Objective:
An exact copy of the records is required, minus the pictures they hold.

[Start of Extracted information]

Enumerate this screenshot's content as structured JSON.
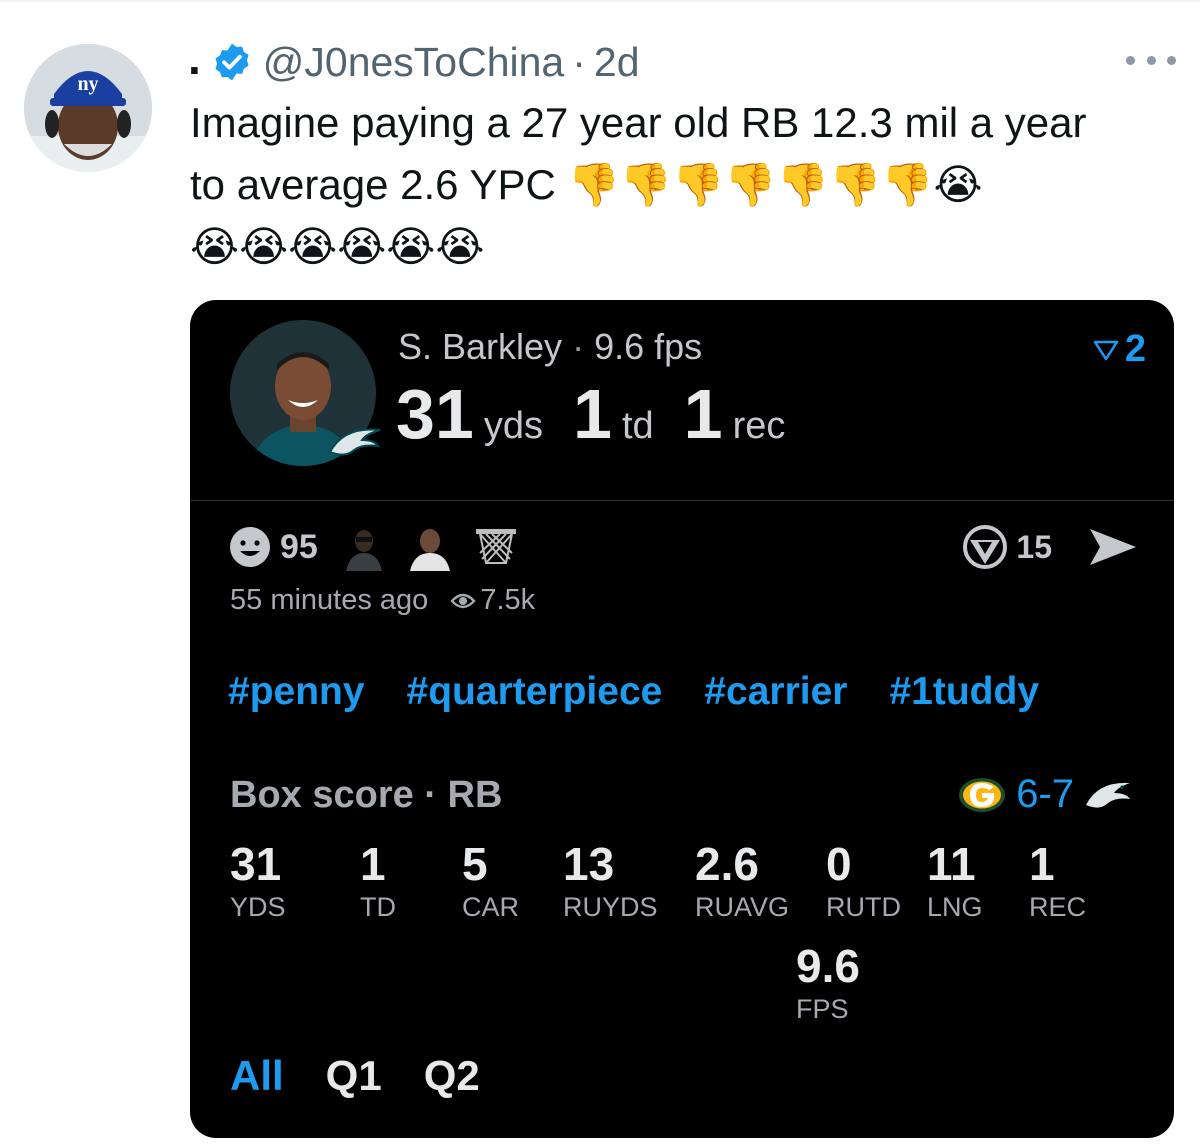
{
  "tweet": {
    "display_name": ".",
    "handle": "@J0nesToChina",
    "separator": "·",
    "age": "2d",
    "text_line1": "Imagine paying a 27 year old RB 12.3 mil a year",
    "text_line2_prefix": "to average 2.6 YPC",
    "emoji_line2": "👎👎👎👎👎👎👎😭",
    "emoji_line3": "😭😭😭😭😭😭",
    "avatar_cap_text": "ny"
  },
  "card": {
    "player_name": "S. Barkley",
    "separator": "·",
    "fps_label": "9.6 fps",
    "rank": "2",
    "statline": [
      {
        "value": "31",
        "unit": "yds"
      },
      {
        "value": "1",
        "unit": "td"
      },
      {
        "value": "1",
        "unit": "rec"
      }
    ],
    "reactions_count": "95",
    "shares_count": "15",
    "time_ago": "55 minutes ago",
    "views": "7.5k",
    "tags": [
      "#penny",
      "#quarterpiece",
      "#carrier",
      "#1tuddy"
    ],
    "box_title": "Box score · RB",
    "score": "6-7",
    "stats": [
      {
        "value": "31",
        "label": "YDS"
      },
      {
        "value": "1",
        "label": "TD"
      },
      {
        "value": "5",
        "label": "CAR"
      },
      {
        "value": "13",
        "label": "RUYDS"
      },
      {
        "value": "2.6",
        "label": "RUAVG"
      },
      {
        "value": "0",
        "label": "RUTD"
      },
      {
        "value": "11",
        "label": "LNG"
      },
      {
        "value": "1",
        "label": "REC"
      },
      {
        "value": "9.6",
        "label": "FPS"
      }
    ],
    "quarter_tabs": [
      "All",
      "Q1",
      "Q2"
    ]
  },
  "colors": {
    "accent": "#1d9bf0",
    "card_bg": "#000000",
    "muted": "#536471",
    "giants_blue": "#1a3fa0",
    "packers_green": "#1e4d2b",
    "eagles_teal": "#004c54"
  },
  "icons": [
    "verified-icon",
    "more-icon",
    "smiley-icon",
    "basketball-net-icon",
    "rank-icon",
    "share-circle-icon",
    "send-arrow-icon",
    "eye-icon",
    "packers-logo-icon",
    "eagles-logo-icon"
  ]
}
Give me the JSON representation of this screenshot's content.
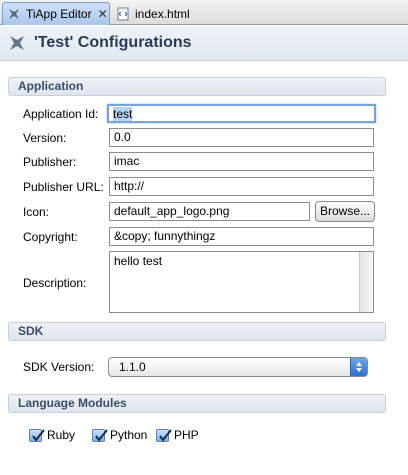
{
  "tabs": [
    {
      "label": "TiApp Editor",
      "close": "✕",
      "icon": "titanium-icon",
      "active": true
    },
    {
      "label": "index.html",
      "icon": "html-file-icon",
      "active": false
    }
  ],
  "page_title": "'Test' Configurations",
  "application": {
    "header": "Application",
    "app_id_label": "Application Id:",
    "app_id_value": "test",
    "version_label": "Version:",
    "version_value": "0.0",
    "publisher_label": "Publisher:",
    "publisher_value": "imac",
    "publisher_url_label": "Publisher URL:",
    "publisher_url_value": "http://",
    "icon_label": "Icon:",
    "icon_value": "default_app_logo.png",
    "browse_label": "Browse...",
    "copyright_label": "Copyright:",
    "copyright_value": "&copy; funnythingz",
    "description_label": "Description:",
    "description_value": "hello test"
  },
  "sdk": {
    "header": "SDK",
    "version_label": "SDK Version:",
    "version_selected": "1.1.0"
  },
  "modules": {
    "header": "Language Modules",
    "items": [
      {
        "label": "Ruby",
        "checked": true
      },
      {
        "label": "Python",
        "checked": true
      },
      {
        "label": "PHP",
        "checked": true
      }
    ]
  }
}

[End of Extracted information]

Written response:
Enumerate this screenshot's content as structured JSON.
{
  "tweet": {
    "display_name": ".",
    "handle": "@J0nesToChina",
    "separator": "·",
    "age": "2d",
    "text_line1": "Imagine paying a 27 year old RB 12.3 mil a year",
    "text_line2_prefix": "to average 2.6 YPC",
    "emoji_line2": "👎👎👎👎👎👎👎😭",
    "emoji_line3": "😭😭😭😭😭😭",
    "avatar_cap_text": "ny"
  },
  "card": {
    "player_name": "S. Barkley",
    "separator": "·",
    "fps_label": "9.6 fps",
    "rank": "2",
    "statline": [
      {
        "value": "31",
        "unit": "yds"
      },
      {
        "value": "1",
        "unit": "td"
      },
      {
        "value": "1",
        "unit": "rec"
      }
    ],
    "reactions_count": "95",
    "shares_count": "15",
    "time_ago": "55 minutes ago",
    "views": "7.5k",
    "tags": [
      "#penny",
      "#quarterpiece",
      "#carrier",
      "#1tuddy"
    ],
    "box_title": "Box score · RB",
    "score": "6-7",
    "stats": [
      {
        "value": "31",
        "label": "YDS"
      },
      {
        "value": "1",
        "label": "TD"
      },
      {
        "value": "5",
        "label": "CAR"
      },
      {
        "value": "13",
        "label": "RUYDS"
      },
      {
        "value": "2.6",
        "label": "RUAVG"
      },
      {
        "value": "0",
        "label": "RUTD"
      },
      {
        "value": "11",
        "label": "LNG"
      },
      {
        "value": "1",
        "label": "REC"
      },
      {
        "value": "9.6",
        "label": "FPS"
      }
    ],
    "quarter_tabs": [
      "All",
      "Q1",
      "Q2"
    ]
  },
  "colors": {
    "accent": "#1d9bf0",
    "card_bg": "#000000",
    "muted": "#536471",
    "giants_blue": "#1a3fa0",
    "packers_green": "#1e4d2b",
    "eagles_teal": "#004c54"
  },
  "icons": [
    "verified-icon",
    "more-icon",
    "smiley-icon",
    "basketball-net-icon",
    "rank-icon",
    "share-circle-icon",
    "send-arrow-icon",
    "eye-icon",
    "packers-logo-icon",
    "eagles-logo-icon"
  ]
}
Give me the JSON representation of this screenshot's content.
{
  "tabs": [
    {
      "label": "TiApp Editor",
      "close": "✕",
      "icon": "titanium-icon",
      "active": true
    },
    {
      "label": "index.html",
      "icon": "html-file-icon",
      "active": false
    }
  ],
  "page_title": "'Test' Configurations",
  "application": {
    "header": "Application",
    "app_id_label": "Application Id:",
    "app_id_value": "test",
    "version_label": "Version:",
    "version_value": "0.0",
    "publisher_label": "Publisher:",
    "publisher_value": "imac",
    "publisher_url_label": "Publisher URL:",
    "publisher_url_value": "http://",
    "icon_label": "Icon:",
    "icon_value": "default_app_logo.png",
    "browse_label": "Browse...",
    "copyright_label": "Copyright:",
    "copyright_value": "&copy; funnythingz",
    "description_label": "Description:",
    "description_value": "hello test"
  },
  "sdk": {
    "header": "SDK",
    "version_label": "SDK Version:",
    "version_selected": "1.1.0"
  },
  "modules": {
    "header": "Language Modules",
    "items": [
      {
        "label": "Ruby",
        "checked": true
      },
      {
        "label": "Python",
        "checked": true
      },
      {
        "label": "PHP",
        "checked": true
      }
    ]
  }
}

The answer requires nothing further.